What to produce -
Look through the listing underneath for "degree", and copy every line that has it.

# # # # #

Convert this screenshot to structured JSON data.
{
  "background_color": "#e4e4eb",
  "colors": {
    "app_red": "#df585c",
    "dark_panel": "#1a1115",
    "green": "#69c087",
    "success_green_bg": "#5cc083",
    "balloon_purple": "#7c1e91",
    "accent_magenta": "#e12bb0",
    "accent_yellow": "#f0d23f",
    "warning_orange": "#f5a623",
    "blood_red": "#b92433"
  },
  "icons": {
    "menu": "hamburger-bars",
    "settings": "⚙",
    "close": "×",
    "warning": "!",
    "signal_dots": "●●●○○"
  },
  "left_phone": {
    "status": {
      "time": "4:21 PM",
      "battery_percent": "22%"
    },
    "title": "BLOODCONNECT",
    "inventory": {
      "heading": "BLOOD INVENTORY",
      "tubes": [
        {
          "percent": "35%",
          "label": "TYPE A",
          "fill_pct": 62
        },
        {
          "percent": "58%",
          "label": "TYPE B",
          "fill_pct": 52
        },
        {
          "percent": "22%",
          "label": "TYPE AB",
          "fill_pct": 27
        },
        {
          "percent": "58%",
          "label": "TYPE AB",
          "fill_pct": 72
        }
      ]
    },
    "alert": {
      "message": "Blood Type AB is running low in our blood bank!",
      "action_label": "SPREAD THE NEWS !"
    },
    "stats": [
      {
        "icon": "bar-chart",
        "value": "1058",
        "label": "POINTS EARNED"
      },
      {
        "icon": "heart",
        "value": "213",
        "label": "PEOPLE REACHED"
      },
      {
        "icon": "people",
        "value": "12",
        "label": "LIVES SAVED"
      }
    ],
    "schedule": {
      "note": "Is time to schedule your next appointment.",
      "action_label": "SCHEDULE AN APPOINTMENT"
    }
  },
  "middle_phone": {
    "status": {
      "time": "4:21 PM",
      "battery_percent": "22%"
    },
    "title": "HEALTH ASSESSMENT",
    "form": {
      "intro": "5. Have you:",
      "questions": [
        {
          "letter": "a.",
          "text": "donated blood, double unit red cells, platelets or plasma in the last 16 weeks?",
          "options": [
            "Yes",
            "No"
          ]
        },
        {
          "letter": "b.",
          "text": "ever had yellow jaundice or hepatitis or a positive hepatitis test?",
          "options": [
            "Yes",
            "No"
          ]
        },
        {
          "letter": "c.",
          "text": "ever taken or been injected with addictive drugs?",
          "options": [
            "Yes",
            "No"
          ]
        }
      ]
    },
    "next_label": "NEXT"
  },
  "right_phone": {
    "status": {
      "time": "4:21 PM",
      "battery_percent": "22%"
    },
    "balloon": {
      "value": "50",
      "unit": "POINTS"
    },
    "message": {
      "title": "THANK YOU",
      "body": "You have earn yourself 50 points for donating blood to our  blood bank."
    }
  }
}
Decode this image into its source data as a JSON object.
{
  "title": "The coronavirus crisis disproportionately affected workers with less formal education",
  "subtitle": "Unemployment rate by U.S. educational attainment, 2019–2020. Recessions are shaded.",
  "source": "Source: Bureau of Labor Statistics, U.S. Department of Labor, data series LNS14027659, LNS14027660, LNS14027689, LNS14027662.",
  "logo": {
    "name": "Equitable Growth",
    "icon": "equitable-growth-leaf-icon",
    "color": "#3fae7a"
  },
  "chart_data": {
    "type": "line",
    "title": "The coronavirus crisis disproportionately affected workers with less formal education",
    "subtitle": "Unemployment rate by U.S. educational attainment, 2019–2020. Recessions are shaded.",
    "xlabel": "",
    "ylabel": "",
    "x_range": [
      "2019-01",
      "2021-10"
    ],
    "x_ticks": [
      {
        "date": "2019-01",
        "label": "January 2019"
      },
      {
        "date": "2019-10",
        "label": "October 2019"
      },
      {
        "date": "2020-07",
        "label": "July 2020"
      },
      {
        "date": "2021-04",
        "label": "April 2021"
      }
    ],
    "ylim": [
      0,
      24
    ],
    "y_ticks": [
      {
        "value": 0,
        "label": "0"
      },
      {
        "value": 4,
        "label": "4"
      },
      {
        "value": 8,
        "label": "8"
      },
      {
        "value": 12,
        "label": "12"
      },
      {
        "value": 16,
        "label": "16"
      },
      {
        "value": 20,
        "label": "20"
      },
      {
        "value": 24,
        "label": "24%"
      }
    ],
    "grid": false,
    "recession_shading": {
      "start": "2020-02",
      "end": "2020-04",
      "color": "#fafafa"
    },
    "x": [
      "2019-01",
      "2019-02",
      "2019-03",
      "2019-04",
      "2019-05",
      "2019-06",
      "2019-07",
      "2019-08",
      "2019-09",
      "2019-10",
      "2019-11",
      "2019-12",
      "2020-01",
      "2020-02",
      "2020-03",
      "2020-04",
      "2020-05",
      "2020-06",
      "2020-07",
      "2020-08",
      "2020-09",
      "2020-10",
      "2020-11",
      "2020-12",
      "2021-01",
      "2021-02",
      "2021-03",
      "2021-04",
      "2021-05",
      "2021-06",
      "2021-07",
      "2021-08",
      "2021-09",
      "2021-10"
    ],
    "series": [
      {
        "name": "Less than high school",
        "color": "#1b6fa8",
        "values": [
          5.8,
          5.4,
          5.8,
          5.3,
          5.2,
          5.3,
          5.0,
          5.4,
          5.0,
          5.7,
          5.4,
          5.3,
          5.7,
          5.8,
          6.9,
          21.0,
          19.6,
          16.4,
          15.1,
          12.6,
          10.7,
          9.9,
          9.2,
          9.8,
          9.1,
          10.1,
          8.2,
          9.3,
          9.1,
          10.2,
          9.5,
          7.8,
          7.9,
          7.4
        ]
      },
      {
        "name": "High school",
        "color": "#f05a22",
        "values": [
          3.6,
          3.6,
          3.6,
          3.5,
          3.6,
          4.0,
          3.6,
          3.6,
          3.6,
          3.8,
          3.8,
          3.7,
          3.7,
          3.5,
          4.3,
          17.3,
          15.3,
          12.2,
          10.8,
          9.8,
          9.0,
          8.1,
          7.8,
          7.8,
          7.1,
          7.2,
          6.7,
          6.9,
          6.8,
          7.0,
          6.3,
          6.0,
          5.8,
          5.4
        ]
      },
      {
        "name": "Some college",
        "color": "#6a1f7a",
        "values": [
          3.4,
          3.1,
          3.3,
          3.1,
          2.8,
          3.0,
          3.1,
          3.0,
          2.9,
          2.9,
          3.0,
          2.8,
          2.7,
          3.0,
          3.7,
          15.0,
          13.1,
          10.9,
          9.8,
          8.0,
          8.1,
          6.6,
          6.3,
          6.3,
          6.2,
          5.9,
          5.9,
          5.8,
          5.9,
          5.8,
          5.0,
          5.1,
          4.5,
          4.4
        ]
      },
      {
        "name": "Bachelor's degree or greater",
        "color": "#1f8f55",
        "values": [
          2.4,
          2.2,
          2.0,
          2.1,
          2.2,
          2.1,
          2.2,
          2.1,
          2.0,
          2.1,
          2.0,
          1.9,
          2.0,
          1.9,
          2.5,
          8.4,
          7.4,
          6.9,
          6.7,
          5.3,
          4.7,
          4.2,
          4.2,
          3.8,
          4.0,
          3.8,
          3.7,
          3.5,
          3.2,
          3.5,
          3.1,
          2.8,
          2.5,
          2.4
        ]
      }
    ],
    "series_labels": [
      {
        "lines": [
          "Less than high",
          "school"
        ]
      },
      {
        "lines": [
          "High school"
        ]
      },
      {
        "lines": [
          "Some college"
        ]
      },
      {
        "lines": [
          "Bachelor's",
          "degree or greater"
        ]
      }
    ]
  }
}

# # # # #

Answer to the problem -
        "name": "Bachelor's degree or greater",
          "degree or greater"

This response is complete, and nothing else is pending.